+++ Supplied data +++

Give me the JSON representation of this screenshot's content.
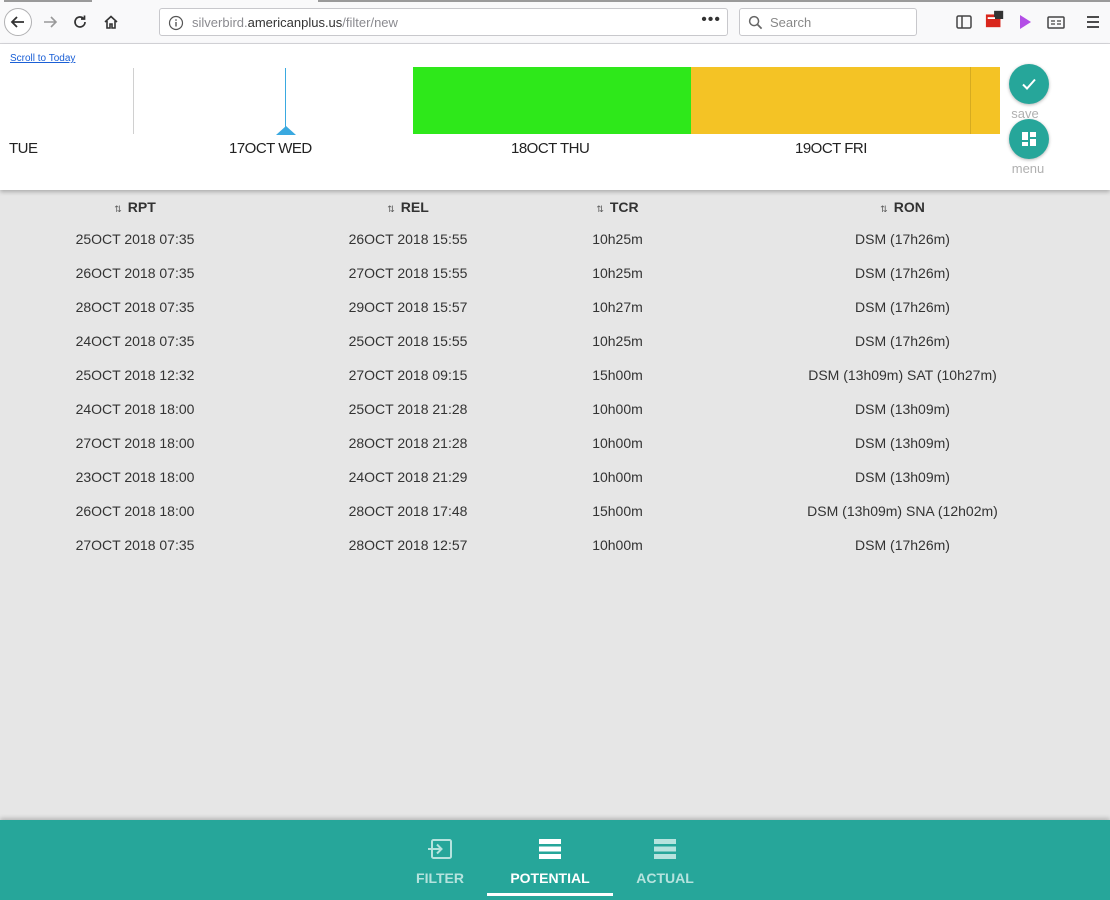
{
  "browser": {
    "url_host_prefix": "silverbird.",
    "url_host": "americanplus.us",
    "url_path": "/filter/new",
    "url_dots": "•••",
    "search_placeholder": "Search"
  },
  "timeline": {
    "scroll_today": "Scroll to Today",
    "days": [
      "TUE",
      "17OCT WED",
      "18OCT THU",
      "19OCT FRI"
    ],
    "bar_colors": {
      "green": "#2ee81a",
      "yellow": "#f4c325"
    },
    "today_marker_color": "#3aa9e0",
    "save_label": "save",
    "menu_label": "menu"
  },
  "table": {
    "columns": [
      "RPT",
      "REL",
      "TCR",
      "RON"
    ],
    "rows": [
      [
        "25OCT 2018 07:35",
        "26OCT 2018 15:55",
        "10h25m",
        "DSM (17h26m)"
      ],
      [
        "26OCT 2018 07:35",
        "27OCT 2018 15:55",
        "10h25m",
        "DSM (17h26m)"
      ],
      [
        "28OCT 2018 07:35",
        "29OCT 2018 15:57",
        "10h27m",
        "DSM (17h26m)"
      ],
      [
        "24OCT 2018 07:35",
        "25OCT 2018 15:55",
        "10h25m",
        "DSM (17h26m)"
      ],
      [
        "25OCT 2018 12:32",
        "27OCT 2018 09:15",
        "15h00m",
        "DSM (13h09m) SAT (10h27m)"
      ],
      [
        "24OCT 2018 18:00",
        "25OCT 2018 21:28",
        "10h00m",
        "DSM (13h09m)"
      ],
      [
        "27OCT 2018 18:00",
        "28OCT 2018 21:28",
        "10h00m",
        "DSM (13h09m)"
      ],
      [
        "23OCT 2018 18:00",
        "24OCT 2018 21:29",
        "10h00m",
        "DSM (13h09m)"
      ],
      [
        "26OCT 2018 18:00",
        "28OCT 2018 17:48",
        "15h00m",
        "DSM (13h09m) SNA (12h02m)"
      ],
      [
        "27OCT 2018 07:35",
        "28OCT 2018 12:57",
        "10h00m",
        "DSM (17h26m)"
      ]
    ]
  },
  "bottom_nav": {
    "tabs": [
      "FILTER",
      "POTENTIAL",
      "ACTUAL"
    ],
    "active_tab": "POTENTIAL",
    "color": "#26a69a"
  }
}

+++

__Stated task__
Pictures in the records above are left out; print everything else exactly as written.

__Output of the task__
Give me the JSON representation of this screenshot's content.
{
  "browser": {
    "url_host_prefix": "silverbird.",
    "url_host": "americanplus.us",
    "url_path": "/filter/new",
    "url_dots": "•••",
    "search_placeholder": "Search"
  },
  "timeline": {
    "scroll_today": "Scroll to Today",
    "days": [
      "TUE",
      "17OCT WED",
      "18OCT THU",
      "19OCT FRI"
    ],
    "bar_colors": {
      "green": "#2ee81a",
      "yellow": "#f4c325"
    },
    "today_marker_color": "#3aa9e0",
    "save_label": "save",
    "menu_label": "menu"
  },
  "table": {
    "columns": [
      "RPT",
      "REL",
      "TCR",
      "RON"
    ],
    "rows": [
      [
        "25OCT 2018 07:35",
        "26OCT 2018 15:55",
        "10h25m",
        "DSM (17h26m)"
      ],
      [
        "26OCT 2018 07:35",
        "27OCT 2018 15:55",
        "10h25m",
        "DSM (17h26m)"
      ],
      [
        "28OCT 2018 07:35",
        "29OCT 2018 15:57",
        "10h27m",
        "DSM (17h26m)"
      ],
      [
        "24OCT 2018 07:35",
        "25OCT 2018 15:55",
        "10h25m",
        "DSM (17h26m)"
      ],
      [
        "25OCT 2018 12:32",
        "27OCT 2018 09:15",
        "15h00m",
        "DSM (13h09m) SAT (10h27m)"
      ],
      [
        "24OCT 2018 18:00",
        "25OCT 2018 21:28",
        "10h00m",
        "DSM (13h09m)"
      ],
      [
        "27OCT 2018 18:00",
        "28OCT 2018 21:28",
        "10h00m",
        "DSM (13h09m)"
      ],
      [
        "23OCT 2018 18:00",
        "24OCT 2018 21:29",
        "10h00m",
        "DSM (13h09m)"
      ],
      [
        "26OCT 2018 18:00",
        "28OCT 2018 17:48",
        "15h00m",
        "DSM (13h09m) SNA (12h02m)"
      ],
      [
        "27OCT 2018 07:35",
        "28OCT 2018 12:57",
        "10h00m",
        "DSM (17h26m)"
      ]
    ]
  },
  "bottom_nav": {
    "tabs": [
      "FILTER",
      "POTENTIAL",
      "ACTUAL"
    ],
    "active_tab": "POTENTIAL",
    "color": "#26a69a"
  }
}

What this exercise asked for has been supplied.